• Source records:

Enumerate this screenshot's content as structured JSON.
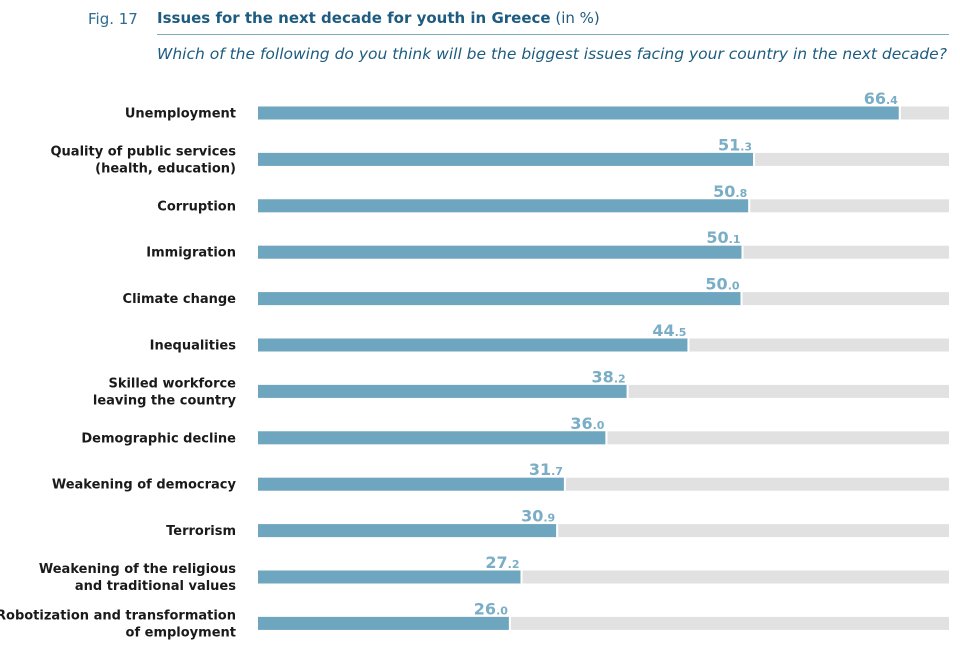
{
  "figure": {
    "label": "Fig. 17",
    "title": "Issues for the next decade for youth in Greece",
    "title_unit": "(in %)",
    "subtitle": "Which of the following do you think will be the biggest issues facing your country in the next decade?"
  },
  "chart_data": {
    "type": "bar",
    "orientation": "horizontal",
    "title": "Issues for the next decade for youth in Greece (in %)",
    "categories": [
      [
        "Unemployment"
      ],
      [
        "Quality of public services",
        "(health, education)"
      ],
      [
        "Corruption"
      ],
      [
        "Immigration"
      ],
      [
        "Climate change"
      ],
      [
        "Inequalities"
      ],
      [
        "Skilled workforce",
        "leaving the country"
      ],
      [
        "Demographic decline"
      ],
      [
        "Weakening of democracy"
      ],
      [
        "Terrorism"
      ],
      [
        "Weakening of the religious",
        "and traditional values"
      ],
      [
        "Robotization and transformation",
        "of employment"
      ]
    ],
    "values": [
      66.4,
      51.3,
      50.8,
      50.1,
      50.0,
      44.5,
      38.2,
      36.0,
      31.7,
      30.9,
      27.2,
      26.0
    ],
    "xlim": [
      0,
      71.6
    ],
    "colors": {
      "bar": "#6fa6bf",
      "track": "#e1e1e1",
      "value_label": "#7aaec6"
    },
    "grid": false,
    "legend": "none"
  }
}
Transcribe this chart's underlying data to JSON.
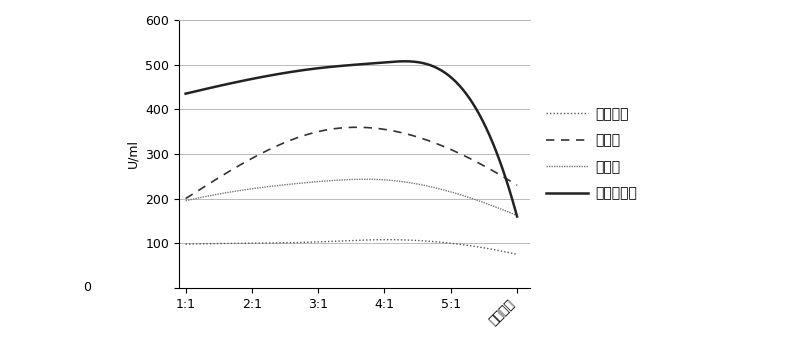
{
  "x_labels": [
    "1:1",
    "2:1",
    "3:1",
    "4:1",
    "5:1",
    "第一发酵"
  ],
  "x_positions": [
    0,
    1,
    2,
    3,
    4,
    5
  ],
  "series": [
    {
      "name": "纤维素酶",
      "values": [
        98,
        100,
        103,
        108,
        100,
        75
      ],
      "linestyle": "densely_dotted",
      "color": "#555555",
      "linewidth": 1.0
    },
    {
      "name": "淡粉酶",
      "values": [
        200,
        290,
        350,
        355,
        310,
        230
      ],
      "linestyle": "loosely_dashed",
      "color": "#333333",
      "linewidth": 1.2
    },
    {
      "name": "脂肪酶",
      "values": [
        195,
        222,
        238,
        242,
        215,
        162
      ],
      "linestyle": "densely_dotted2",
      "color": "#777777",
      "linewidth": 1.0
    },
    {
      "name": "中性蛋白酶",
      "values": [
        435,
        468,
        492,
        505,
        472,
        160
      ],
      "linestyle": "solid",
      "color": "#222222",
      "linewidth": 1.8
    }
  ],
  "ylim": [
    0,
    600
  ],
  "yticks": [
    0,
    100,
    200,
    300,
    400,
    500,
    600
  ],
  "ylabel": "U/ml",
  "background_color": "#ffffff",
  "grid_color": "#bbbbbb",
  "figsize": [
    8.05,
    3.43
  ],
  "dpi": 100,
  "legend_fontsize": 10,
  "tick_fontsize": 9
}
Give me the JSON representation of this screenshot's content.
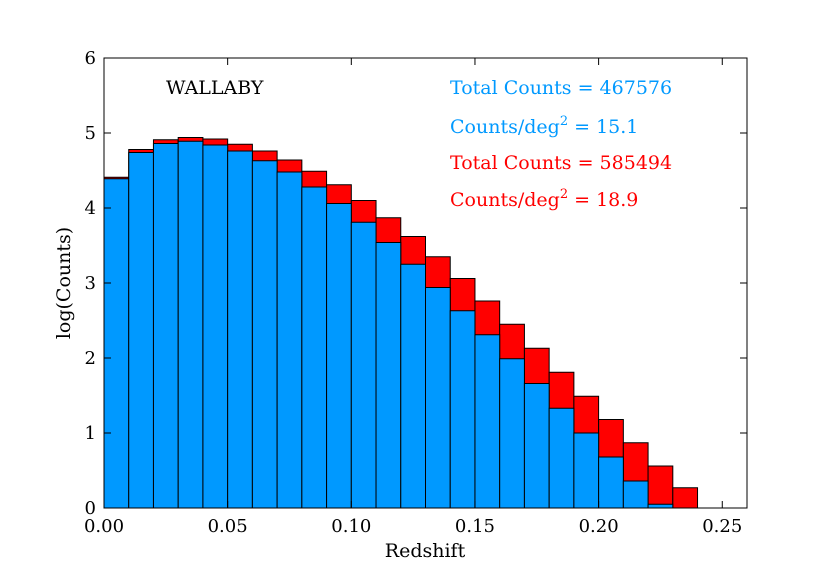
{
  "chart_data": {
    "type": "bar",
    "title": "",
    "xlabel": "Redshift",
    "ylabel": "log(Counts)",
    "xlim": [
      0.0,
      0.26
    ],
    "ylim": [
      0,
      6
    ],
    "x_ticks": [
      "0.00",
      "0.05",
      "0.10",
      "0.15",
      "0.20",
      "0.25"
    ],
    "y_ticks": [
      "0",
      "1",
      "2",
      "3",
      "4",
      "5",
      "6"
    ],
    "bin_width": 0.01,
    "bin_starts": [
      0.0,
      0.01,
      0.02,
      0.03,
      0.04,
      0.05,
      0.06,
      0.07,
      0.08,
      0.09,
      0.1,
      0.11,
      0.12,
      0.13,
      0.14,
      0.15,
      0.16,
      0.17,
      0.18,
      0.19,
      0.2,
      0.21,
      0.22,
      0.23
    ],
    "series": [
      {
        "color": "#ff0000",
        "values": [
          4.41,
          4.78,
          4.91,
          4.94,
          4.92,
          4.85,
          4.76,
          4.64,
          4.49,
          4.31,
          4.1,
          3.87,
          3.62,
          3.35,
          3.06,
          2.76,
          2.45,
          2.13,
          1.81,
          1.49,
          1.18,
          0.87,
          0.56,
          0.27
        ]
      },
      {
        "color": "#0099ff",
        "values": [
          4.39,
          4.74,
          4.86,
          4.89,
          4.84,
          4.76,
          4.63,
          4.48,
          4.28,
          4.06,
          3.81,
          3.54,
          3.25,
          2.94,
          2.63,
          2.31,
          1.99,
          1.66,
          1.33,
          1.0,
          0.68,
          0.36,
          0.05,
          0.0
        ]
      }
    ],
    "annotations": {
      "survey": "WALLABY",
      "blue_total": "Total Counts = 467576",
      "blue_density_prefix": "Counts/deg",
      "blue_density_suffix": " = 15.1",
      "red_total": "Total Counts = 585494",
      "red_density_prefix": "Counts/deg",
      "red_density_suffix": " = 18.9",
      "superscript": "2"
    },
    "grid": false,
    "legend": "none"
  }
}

• Short exercise:
Restate the records word for word, omitting images.

• The output:
Enumerate this screenshot's content as structured JSON.
{
  "figure": {
    "label": "Fig. 17",
    "title": "Issues for the next decade for youth in Greece",
    "title_unit": "(in %)",
    "subtitle": "Which of the following do you think will be the biggest issues facing your country in the next decade?"
  },
  "chart_data": {
    "type": "bar",
    "orientation": "horizontal",
    "title": "Issues for the next decade for youth in Greece (in %)",
    "categories": [
      [
        "Unemployment"
      ],
      [
        "Quality of public services",
        "(health, education)"
      ],
      [
        "Corruption"
      ],
      [
        "Immigration"
      ],
      [
        "Climate change"
      ],
      [
        "Inequalities"
      ],
      [
        "Skilled workforce",
        "leaving the country"
      ],
      [
        "Demographic decline"
      ],
      [
        "Weakening of democracy"
      ],
      [
        "Terrorism"
      ],
      [
        "Weakening of the religious",
        "and traditional values"
      ],
      [
        "Robotization and transformation",
        "of employment"
      ]
    ],
    "values": [
      66.4,
      51.3,
      50.8,
      50.1,
      50.0,
      44.5,
      38.2,
      36.0,
      31.7,
      30.9,
      27.2,
      26.0
    ],
    "xlim": [
      0,
      71.6
    ],
    "colors": {
      "bar": "#6fa6bf",
      "track": "#e1e1e1",
      "value_label": "#7aaec6"
    },
    "grid": false,
    "legend": "none"
  }
}
Transcribe this chart's underlying data to JSON.
{
  "x_labels": [
    "1:1",
    "2:1",
    "3:1",
    "4:1",
    "5:1",
    "第一发酵"
  ],
  "x_positions": [
    0,
    1,
    2,
    3,
    4,
    5
  ],
  "series": [
    {
      "name": "纤维素酶",
      "values": [
        98,
        100,
        103,
        108,
        100,
        75
      ],
      "linestyle": "densely_dotted",
      "color": "#555555",
      "linewidth": 1.0
    },
    {
      "name": "淡粉酶",
      "values": [
        200,
        290,
        350,
        355,
        310,
        230
      ],
      "linestyle": "loosely_dashed",
      "color": "#333333",
      "linewidth": 1.2
    },
    {
      "name": "脂肪酶",
      "values": [
        195,
        222,
        238,
        242,
        215,
        162
      ],
      "linestyle": "densely_dotted2",
      "color": "#777777",
      "linewidth": 1.0
    },
    {
      "name": "中性蛋白酶",
      "values": [
        435,
        468,
        492,
        505,
        472,
        160
      ],
      "linestyle": "solid",
      "color": "#222222",
      "linewidth": 1.8
    }
  ],
  "ylim": [
    0,
    600
  ],
  "yticks": [
    0,
    100,
    200,
    300,
    400,
    500,
    600
  ],
  "ylabel": "U/ml",
  "background_color": "#ffffff",
  "grid_color": "#bbbbbb",
  "figsize": [
    8.05,
    3.43
  ],
  "dpi": 100,
  "legend_fontsize": 10,
  "tick_fontsize": 9
}
Give me the JSON representation of this screenshot's content.
{
  "chart_data": {
    "type": "bar",
    "title": "",
    "xlabel": "Redshift",
    "ylabel": "log(Counts)",
    "xlim": [
      0.0,
      0.26
    ],
    "ylim": [
      0,
      6
    ],
    "x_ticks": [
      "0.00",
      "0.05",
      "0.10",
      "0.15",
      "0.20",
      "0.25"
    ],
    "y_ticks": [
      "0",
      "1",
      "2",
      "3",
      "4",
      "5",
      "6"
    ],
    "bin_width": 0.01,
    "bin_starts": [
      0.0,
      0.01,
      0.02,
      0.03,
      0.04,
      0.05,
      0.06,
      0.07,
      0.08,
      0.09,
      0.1,
      0.11,
      0.12,
      0.13,
      0.14,
      0.15,
      0.16,
      0.17,
      0.18,
      0.19,
      0.2,
      0.21,
      0.22,
      0.23
    ],
    "series": [
      {
        "color": "#ff0000",
        "values": [
          4.41,
          4.78,
          4.91,
          4.94,
          4.92,
          4.85,
          4.76,
          4.64,
          4.49,
          4.31,
          4.1,
          3.87,
          3.62,
          3.35,
          3.06,
          2.76,
          2.45,
          2.13,
          1.81,
          1.49,
          1.18,
          0.87,
          0.56,
          0.27
        ]
      },
      {
        "color": "#0099ff",
        "values": [
          4.39,
          4.74,
          4.86,
          4.89,
          4.84,
          4.76,
          4.63,
          4.48,
          4.28,
          4.06,
          3.81,
          3.54,
          3.25,
          2.94,
          2.63,
          2.31,
          1.99,
          1.66,
          1.33,
          1.0,
          0.68,
          0.36,
          0.05,
          0.0
        ]
      }
    ],
    "annotations": {
      "survey": "WALLABY",
      "blue_total": "Total Counts = 467576",
      "blue_density_prefix": "Counts/deg",
      "blue_density_suffix": " = 15.1",
      "red_total": "Total Counts = 585494",
      "red_density_prefix": "Counts/deg",
      "red_density_suffix": " = 18.9",
      "superscript": "2"
    },
    "grid": false,
    "legend": "none"
  }
}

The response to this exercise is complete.